-- start of ROWS --

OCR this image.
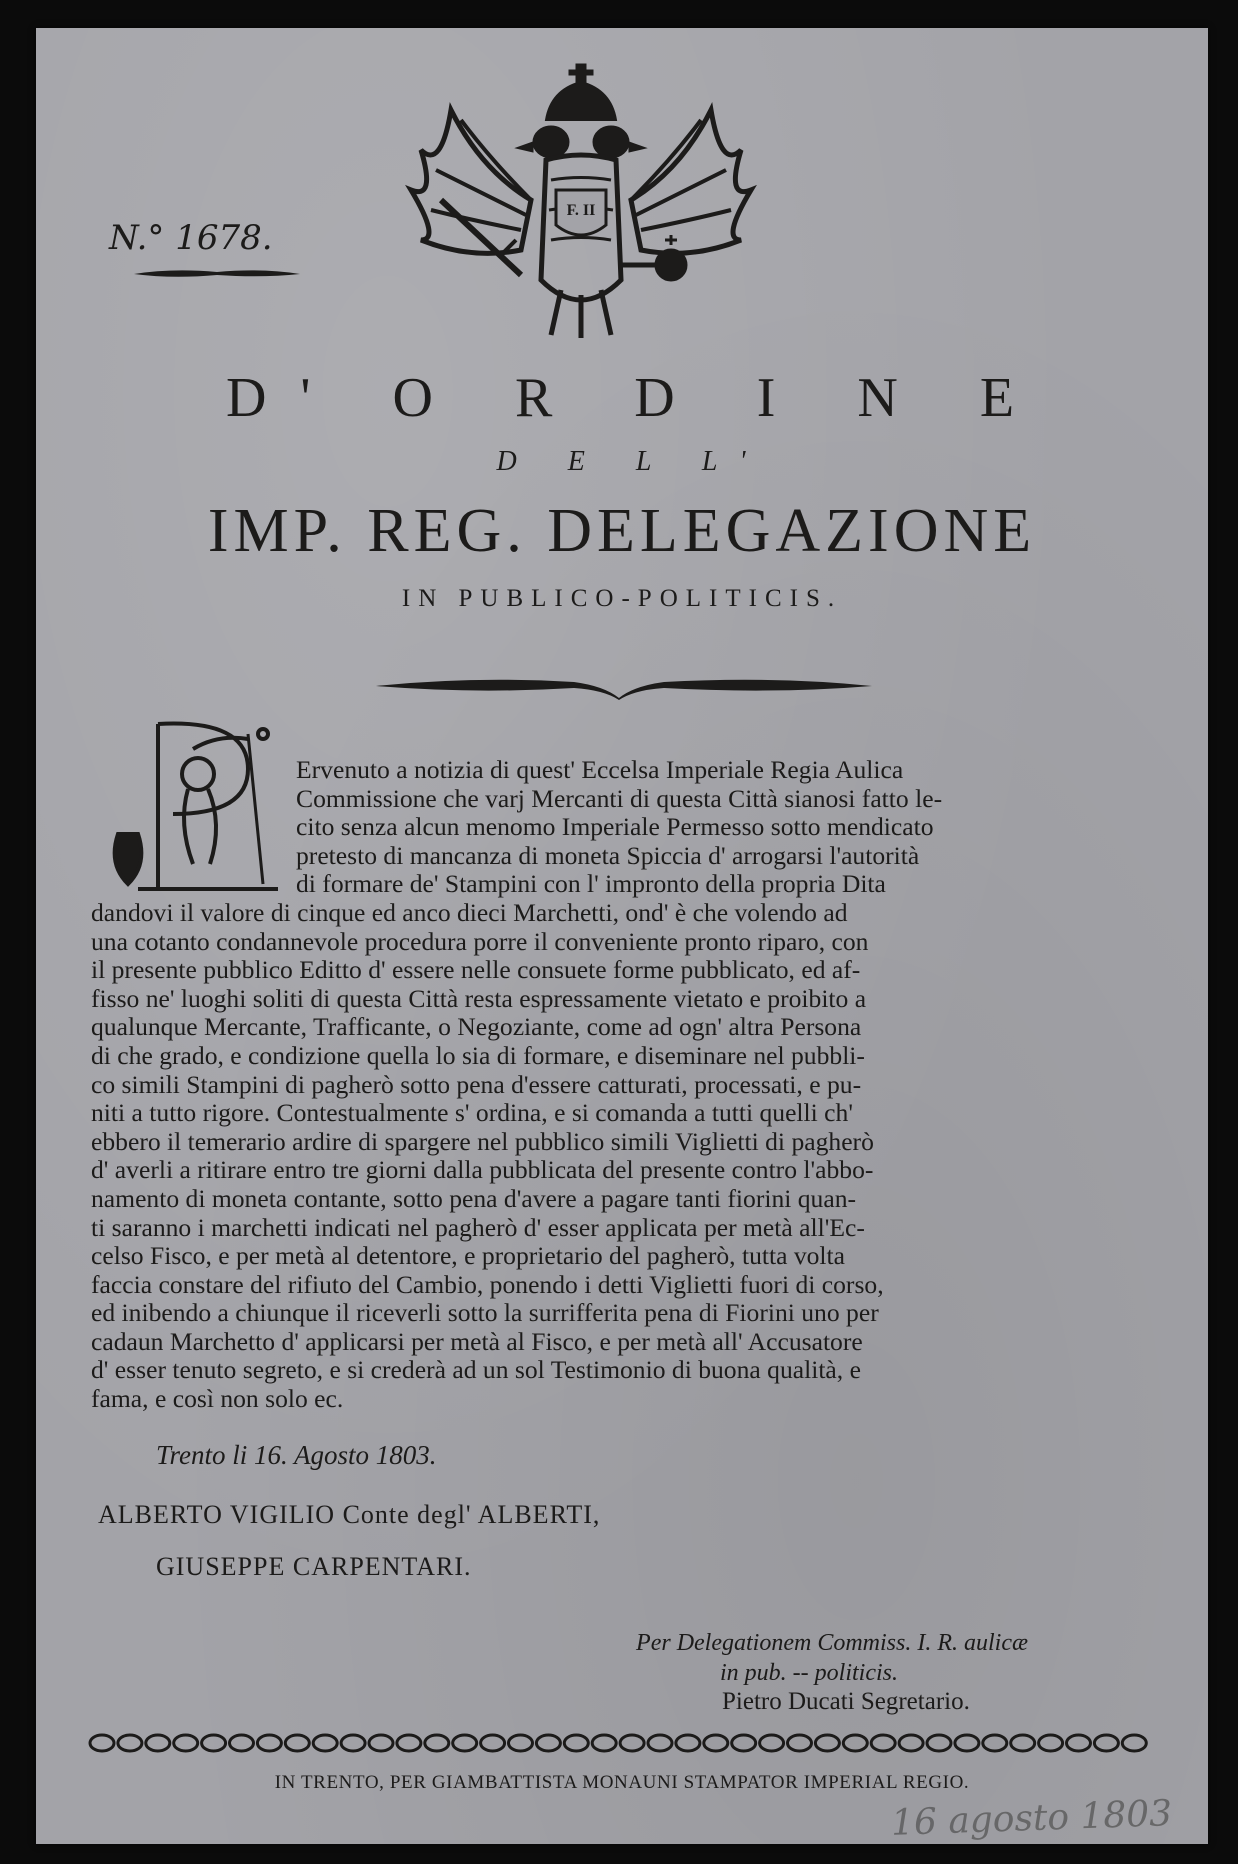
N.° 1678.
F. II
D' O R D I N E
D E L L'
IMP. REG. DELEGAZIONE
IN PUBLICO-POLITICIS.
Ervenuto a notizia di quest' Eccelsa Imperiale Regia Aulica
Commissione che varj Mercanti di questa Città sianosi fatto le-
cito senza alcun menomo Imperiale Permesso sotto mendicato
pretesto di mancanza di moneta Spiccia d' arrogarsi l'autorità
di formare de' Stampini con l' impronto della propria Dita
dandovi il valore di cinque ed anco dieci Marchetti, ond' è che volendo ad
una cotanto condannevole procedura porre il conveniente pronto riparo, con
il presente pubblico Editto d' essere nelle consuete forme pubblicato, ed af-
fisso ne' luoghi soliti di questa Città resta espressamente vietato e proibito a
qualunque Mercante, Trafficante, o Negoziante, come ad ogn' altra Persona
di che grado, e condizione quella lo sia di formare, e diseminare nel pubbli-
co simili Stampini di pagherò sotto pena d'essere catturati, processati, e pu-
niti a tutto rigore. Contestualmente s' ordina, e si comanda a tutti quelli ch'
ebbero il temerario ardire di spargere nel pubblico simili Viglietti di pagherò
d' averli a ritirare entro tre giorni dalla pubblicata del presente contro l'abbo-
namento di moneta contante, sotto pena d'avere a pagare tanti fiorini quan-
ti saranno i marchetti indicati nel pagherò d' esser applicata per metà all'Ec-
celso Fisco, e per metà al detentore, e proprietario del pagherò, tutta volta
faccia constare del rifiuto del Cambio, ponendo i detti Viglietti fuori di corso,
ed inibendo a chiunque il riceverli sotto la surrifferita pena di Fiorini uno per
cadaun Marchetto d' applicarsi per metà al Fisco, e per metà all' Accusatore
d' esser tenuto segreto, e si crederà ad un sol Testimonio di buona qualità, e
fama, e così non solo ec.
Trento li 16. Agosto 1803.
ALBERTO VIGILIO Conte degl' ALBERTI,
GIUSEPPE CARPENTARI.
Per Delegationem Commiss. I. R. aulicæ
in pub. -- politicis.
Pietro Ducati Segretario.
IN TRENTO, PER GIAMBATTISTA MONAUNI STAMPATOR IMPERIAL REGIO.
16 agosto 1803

-- end of ROWS --
-- start of ROWS --

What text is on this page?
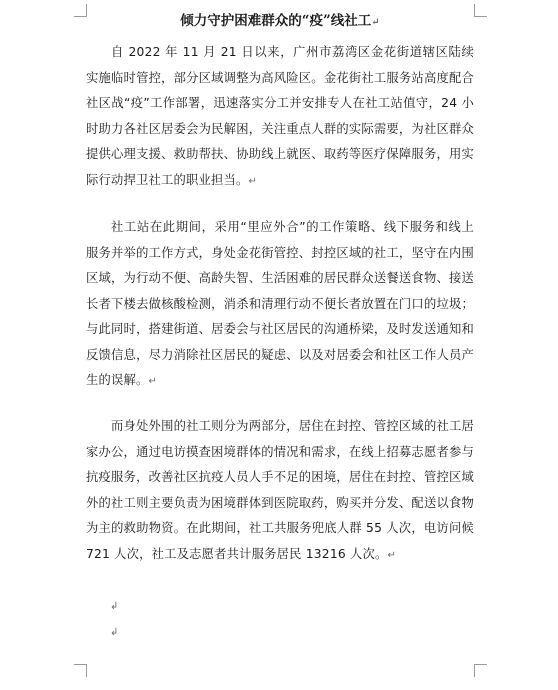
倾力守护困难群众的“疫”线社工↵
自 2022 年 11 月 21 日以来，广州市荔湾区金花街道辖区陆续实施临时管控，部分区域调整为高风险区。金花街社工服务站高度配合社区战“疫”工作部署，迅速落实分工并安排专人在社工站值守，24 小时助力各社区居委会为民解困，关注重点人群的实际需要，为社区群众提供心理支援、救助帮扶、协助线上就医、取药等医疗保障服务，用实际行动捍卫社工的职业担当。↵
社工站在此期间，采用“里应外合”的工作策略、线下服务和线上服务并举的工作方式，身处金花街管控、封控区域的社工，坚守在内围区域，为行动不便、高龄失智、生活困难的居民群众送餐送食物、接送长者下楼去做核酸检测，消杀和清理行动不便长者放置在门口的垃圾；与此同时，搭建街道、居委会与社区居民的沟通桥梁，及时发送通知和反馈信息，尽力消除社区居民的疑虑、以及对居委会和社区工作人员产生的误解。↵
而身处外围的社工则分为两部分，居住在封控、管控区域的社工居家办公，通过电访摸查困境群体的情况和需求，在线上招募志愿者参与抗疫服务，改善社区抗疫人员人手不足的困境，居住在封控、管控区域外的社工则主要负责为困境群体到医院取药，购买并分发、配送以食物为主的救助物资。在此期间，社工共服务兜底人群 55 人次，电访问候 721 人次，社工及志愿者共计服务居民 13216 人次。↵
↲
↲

-- end of ROWS --
-- start of ROWS --

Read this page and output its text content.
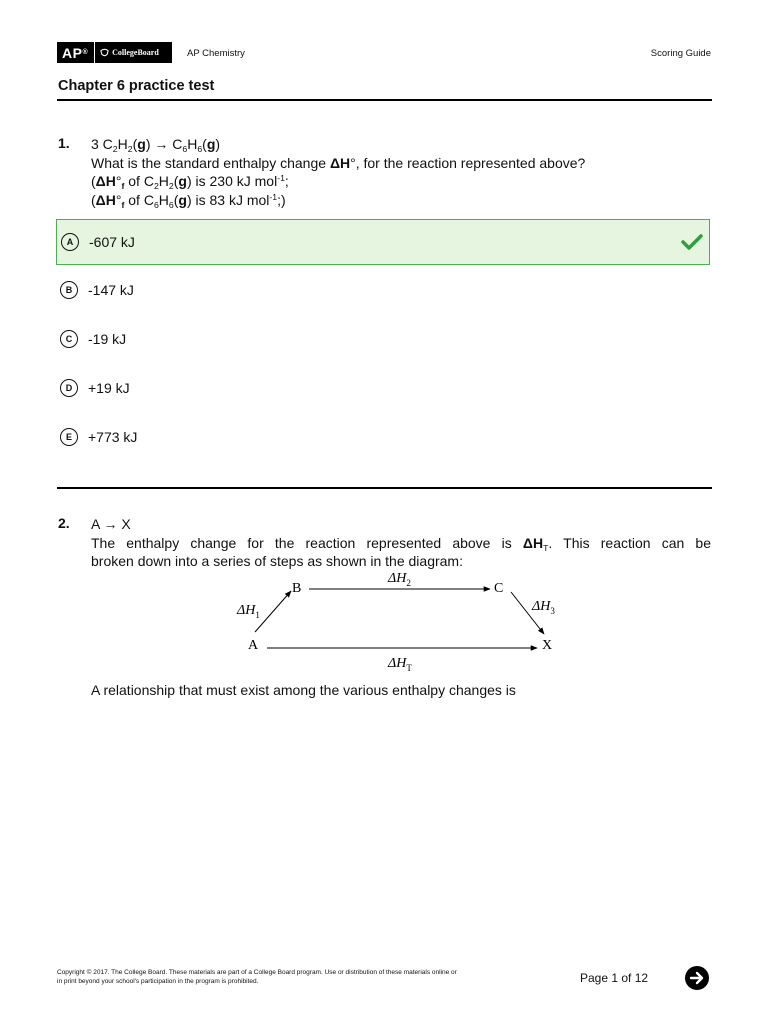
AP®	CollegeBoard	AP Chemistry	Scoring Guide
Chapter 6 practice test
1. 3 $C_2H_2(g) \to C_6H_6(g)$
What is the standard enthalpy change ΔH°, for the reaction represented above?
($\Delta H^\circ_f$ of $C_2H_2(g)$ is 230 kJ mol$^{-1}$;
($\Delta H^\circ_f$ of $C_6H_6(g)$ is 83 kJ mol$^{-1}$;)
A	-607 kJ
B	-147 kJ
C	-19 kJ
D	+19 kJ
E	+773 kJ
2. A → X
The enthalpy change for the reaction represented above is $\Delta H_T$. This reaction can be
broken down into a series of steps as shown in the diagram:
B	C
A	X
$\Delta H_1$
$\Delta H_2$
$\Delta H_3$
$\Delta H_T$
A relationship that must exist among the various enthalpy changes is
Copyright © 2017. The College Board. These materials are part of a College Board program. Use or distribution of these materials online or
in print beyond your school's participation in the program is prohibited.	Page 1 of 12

-- end of ROWS --

» **WORK TO BE COMPLETED**: Of the lines in the material, how many include "program"? Respond with the number alone.

» **OUTPUT FOR THIS TASK**: 2